## Begin

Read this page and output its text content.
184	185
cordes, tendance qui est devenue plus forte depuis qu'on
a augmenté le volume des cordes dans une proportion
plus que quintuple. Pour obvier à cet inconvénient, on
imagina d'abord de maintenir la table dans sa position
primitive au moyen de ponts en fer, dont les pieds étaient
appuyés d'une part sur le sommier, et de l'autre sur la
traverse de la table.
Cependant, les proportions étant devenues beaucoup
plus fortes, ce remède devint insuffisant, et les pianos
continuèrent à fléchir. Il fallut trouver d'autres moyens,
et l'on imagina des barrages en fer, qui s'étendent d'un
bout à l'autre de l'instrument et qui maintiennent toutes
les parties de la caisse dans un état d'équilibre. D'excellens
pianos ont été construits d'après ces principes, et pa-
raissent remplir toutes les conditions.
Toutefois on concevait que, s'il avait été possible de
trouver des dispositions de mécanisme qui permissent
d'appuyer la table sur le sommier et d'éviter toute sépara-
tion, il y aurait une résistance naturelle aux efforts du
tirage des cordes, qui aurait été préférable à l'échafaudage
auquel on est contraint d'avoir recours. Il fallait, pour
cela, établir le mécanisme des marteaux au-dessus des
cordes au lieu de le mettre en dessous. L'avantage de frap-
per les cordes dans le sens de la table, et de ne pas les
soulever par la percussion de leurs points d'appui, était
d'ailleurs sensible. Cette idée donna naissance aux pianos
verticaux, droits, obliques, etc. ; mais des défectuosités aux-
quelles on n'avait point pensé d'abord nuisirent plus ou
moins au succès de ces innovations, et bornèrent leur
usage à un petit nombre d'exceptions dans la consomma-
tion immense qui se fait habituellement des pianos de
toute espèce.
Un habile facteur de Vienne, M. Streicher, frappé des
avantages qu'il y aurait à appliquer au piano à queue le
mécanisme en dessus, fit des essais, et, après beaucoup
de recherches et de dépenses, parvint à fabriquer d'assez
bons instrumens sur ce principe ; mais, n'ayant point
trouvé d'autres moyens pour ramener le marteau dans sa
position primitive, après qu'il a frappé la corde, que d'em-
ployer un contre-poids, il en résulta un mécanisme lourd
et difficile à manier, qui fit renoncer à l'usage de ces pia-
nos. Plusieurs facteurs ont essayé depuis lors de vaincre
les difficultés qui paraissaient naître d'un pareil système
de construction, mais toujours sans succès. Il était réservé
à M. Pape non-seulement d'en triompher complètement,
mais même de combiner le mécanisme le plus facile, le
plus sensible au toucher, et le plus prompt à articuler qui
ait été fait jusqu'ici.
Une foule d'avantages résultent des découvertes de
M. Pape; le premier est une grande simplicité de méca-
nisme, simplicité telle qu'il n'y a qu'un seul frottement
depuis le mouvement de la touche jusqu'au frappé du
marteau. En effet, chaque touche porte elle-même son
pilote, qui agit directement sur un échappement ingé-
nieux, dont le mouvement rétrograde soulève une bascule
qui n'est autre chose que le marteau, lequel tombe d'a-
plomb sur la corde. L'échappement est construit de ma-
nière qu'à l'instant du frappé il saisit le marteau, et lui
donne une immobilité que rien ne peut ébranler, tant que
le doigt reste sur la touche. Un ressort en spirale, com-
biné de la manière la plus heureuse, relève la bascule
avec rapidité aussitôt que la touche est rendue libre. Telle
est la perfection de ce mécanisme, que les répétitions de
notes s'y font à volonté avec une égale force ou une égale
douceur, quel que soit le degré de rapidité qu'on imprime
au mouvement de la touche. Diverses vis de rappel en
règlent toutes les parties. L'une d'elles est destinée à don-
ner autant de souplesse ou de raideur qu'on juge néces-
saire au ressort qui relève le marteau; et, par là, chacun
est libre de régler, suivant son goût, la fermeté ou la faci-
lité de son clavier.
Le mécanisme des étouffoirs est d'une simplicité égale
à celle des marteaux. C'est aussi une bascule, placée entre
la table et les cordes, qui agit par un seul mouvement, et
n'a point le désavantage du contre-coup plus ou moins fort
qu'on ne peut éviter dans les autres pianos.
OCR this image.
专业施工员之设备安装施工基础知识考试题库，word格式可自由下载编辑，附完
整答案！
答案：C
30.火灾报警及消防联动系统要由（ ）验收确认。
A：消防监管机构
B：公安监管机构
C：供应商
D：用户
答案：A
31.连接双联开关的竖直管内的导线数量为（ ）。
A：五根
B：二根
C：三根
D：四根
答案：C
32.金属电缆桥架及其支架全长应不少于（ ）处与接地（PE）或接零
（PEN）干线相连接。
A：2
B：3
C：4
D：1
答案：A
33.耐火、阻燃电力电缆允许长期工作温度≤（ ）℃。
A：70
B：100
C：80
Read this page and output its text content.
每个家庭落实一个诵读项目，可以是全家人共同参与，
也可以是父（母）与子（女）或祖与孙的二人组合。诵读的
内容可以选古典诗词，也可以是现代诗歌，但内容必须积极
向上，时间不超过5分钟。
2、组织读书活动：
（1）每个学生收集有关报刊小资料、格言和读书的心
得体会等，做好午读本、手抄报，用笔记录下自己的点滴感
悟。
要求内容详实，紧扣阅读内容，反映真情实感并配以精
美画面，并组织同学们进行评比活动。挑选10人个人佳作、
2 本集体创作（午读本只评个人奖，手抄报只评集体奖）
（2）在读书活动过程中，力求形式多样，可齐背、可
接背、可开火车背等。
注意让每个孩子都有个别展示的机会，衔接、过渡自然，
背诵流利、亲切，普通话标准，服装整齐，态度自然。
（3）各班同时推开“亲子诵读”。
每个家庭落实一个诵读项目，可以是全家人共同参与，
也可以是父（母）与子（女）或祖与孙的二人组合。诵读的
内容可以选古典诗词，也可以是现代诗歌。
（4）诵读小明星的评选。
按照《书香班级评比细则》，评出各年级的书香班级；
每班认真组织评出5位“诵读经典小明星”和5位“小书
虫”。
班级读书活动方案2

## End

§ Request: Find "éviter". Copy every line it occurs in.

§ Exercise answer:
d'appuyer la table sur le sommier et d'éviter toute sépara-
qu'on ne peut éviter dans les autres pianos.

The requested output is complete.